• [Data extract]:
** BEGIN **
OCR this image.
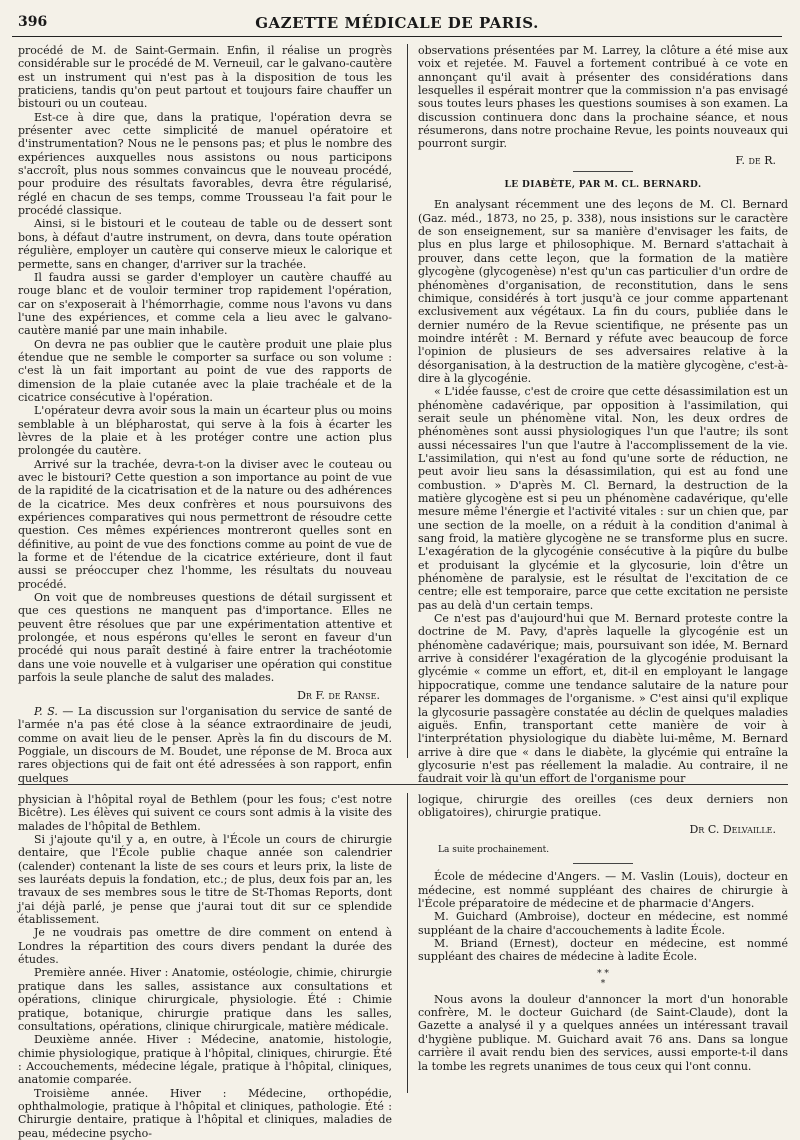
396	GAZETTE MÉDICALE DE PARIS.

procédé de M. de Saint-Germain. Enfin, il réalise un progrès considérable sur le procédé de M. Verneuil, car le galvano-cautère est un instrument qui n'est pas à la disposition de tous les praticiens, tandis qu'on peut partout et toujours faire chauffer un bistouri ou un couteau.

Est-ce à dire que, dans la pratique, l'opération devra se présenter avec cette simplicité de manuel opératoire et d'instrumentation? Nous ne le pensons pas; et plus le nombre des expériences auxquelles nous assistons ou nous participons s'accroît, plus nous sommes convaincus que le nouveau procédé, pour produire des résultats favorables, devra être régularisé, réglé en chacun de ses temps, comme Trousseau l'a fait pour le procédé classique.

Ainsi, si le bistouri et le couteau de table ou de dessert sont bons, à défaut d'autre instrument, on devra, dans toute opération régulière, employer un cautère qui conserve mieux le calorique et permette, sans en changer, d'arriver sur la trachée.

Il faudra aussi se garder d'employer un cautère chauffé au rouge blanc et de vouloir terminer trop rapidement l'opération, car on s'exposerait à l'hémorrhagie, comme nous l'avons vu dans l'une des expériences, et comme cela a lieu avec le galvano-cautère manié par une main inhabile.

On devra ne pas oublier que le cautère produit une plaie plus étendue que ne semble le comporter sa surface ou son volume : c'est là un fait important au point de vue des rapports de dimension de la plaie cutanée avec la plaie trachéale et de la cicatrice consécutive à l'opération.

L'opérateur devra avoir sous la main un écarteur plus ou moins semblable à un blépharostat, qui serve à la fois à écarter les lèvres de la plaie et à les protéger contre une action plus prolongée du cautère.

Arrivé sur la trachée, devra-t-on la diviser avec le couteau ou avec le bistouri? Cette question a son importance au point de vue de la rapidité de la cicatrisation et de la nature ou des adhérences de la cicatrice. Mes deux confrères et nous poursuivons des expériences comparatives qui nous permettront de résoudre cette question. Ces mêmes expériences montreront quelles sont en définitive, au point de vue des fonctions comme au point de vue de la forme et de l'étendue de la cicatrice extérieure, dont il faut aussi se préoccuper chez l'homme, les résultats du nouveau procédé.

On voit que de nombreuses questions de détail surgissent et que ces questions ne manquent pas d'importance. Elles ne peuvent être résolues que par une expérimentation attentive et prolongée, et nous espérons qu'elles le seront en faveur d'un procédé qui nous paraît destiné à faire entrer la trachéotomie dans une voie nouvelle et à vulgariser une opération qui constitue parfois la seule planche de salut des malades.

Dr F. de Ranse.

P. S. — La discussion sur l'organisation du service de santé de l'armée n'a pas été close à la séance extraordinaire de jeudi, comme on avait lieu de le penser. Après la fin du discours de M. Poggiale, un discours de M. Boudet, une réponse de M. Broca aux rares objections qui de fait ont été adressées à son rapport, enfin quelques

observations présentées par M. Larrey, la clôture a été mise aux voix et rejetée. M. Fauvel a fortement contribué à ce vote en annonçant qu'il avait à présenter des considérations dans lesquelles il espérait montrer que la commission n'a pas envisagé sous toutes leurs phases les questions soumises à son examen. La discussion continuera donc dans la prochaine séance, et nous résumerons, dans notre prochaine Revue, les points nouveaux qui pourront surgir.

F. de R.

LE DIABÈTE, PAR M. CL. BERNARD.

En analysant récemment une des leçons de M. Cl. Bernard (Gaz. méd., 1873, no 25, p. 338), nous insistions sur le caractère de son enseignement, sur sa manière d'envisager les faits, de plus en plus large et philosophique. M. Bernard s'attachait à prouver, dans cette leçon, que la formation de la matière glycogène (glycogenèse) n'est qu'un cas particulier d'un ordre de phénomènes d'organisation, de reconstitution, dans le sens chimique, considérés à tort jusqu'à ce jour comme appartenant exclusivement aux végétaux. La fin du cours, publiée dans le dernier numéro de la Revue scientifique, ne présente pas un moindre intérêt : M. Bernard y réfute avec beaucoup de force l'opinion de plusieurs de ses adversaires relative à la désorganisation, à la destruction de la matière glycogène, c'est-à-dire à la glycogénie.

« L'idée fausse, c'est de croire que cette désassimilation est un phénomène cadavérique, par opposition à l'assimilation, qui serait seule un phénomène vital. Non, les deux ordres de phénomènes sont aussi physiologiques l'un que l'autre; ils sont aussi nécessaires l'un que l'autre à l'accomplissement de la vie. L'assimilation, qui n'est au fond qu'une sorte de réduction, ne peut avoir lieu sans la désassimilation, qui est au fond une combustion. » D'après M. Cl. Bernard, la destruction de la matière glycogène est si peu un phénomène cadavérique, qu'elle mesure même l'énergie et l'activité vitales : sur un chien que, par une section de la moelle, on a réduit à la condition d'animal à sang froid, la matière glycogène ne se transforme plus en sucre. L'exagération de la glycogénie consécutive à la piqûre du bulbe et produisant la glycémie et la glycosurie, loin d'être un phénomène de paralysie, est le résultat de l'excitation de ce centre; elle est temporaire, parce que cette excitation ne persiste pas au delà d'un certain temps.

Ce n'est pas d'aujourd'hui que M. Bernard proteste contre la doctrine de M. Pavy, d'après laquelle la glycogénie est un phénomène cadavérique; mais, poursuivant son idée, M. Bernard arrive à considérer l'exagération de la glycogénie produisant la glycémie « comme un effort, et, dit-il en employant le langage hippocratique, comme une tendance salutaire de la nature pour réparer les dommages de l'organisme. » C'est ainsi qu'il explique la glycosurie passagère constatée au déclin de quelques maladies aiguës. Enfin, transportant cette manière de voir à l'interprétation physiologique du diabète lui-même, M. Bernard arrive à dire que « dans le diabète, la glycémie qui entraîne la glycosurie n'est pas réellement la maladie. Au contraire, il ne faudrait voir là qu'un effort de l'organisme pour

physician à l'hôpital royal de Bethlem (pour les fous; c'est notre Bicêtre). Les élèves qui suivent ce cours sont admis à la visite des malades de l'hôpital de Bethlem.

Si j'ajoute qu'il y a, en outre, à l'École un cours de chirurgie dentaire, que l'École publie chaque année son calendrier (calender) contenant la liste de ses cours et leurs prix, la liste de ses lauréats depuis la fondation, etc.; de plus, deux fois par an, les travaux de ses membres sous le titre de St-Thomas Reports, dont j'ai déjà parlé, je pense que j'aurai tout dit sur ce splendide établissement.

Je ne voudrais pas omettre de dire comment on entend à Londres la répartition des cours divers pendant la durée des études.

Première année. Hiver : Anatomie, ostéologie, chimie, chirurgie pratique dans les salles, assistance aux consultations et opérations, clinique chirurgicale, physiologie. Été : Chimie pratique, botanique, chirurgie pratique dans les salles, consultations, opérations, clinique chirurgicale, matière médicale.

Deuxième année. Hiver : Médecine, anatomie, histologie, chimie physiologique, pratique à l'hôpital, cliniques, chirurgie. Été : Accouchements, médecine légale, pratique à l'hôpital, cliniques, anatomie comparée.

Troisième année. Hiver : Médecine, orthopédie, ophthalmologie, pratique à l'hôpital et cliniques, pathologie. Été : Chirurgie dentaire, pratique à l'hôpital et cliniques, maladies de peau, médecine psycho-

logique, chirurgie des oreilles (ces deux derniers non obligatoires), chirurgie pratique.

Dr C. Delvaille.

La suite prochainement.

École de médecine d'Angers. — M. Vaslin (Louis), docteur en médecine, est nommé suppléant des chaires de chirurgie à l'École préparatoire de médecine et de pharmacie d'Angers.

M. Guichard (Ambroise), docteur en médecine, est nommé suppléant de la chaire d'accouchements à ladite École.

M. Briand (Ernest), docteur en médecine, est nommé suppléant des chaires de médecine à ladite École.

* *
*

Nous avons la douleur d'annoncer la mort d'un honorable confrère, M. le docteur Guichard (de Saint-Claude), dont la Gazette a analysé il y a quelques années un intéressant travail d'hygiène publique. M. Guichard avait 76 ans. Dans sa longue carrière il avait rendu bien des services, aussi emporte-t-il dans la tombe les regrets unanimes de tous ceux qui l'ont connu.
** END **
• [Given task]:
Search the preceding listing for the word "chaires" and pull out every line that holds it.

• [Answer to this task]:
École de médecine d'Angers. — M. Vaslin (Louis), docteur en médecine, est nommé suppléant des chaires de chirurgie à l'École préparatoire de médecine et de pharmacie d'Angers.
M. Briand (Ernest), docteur en médecine, est nommé suppléant des chaires de médecine à ladite École.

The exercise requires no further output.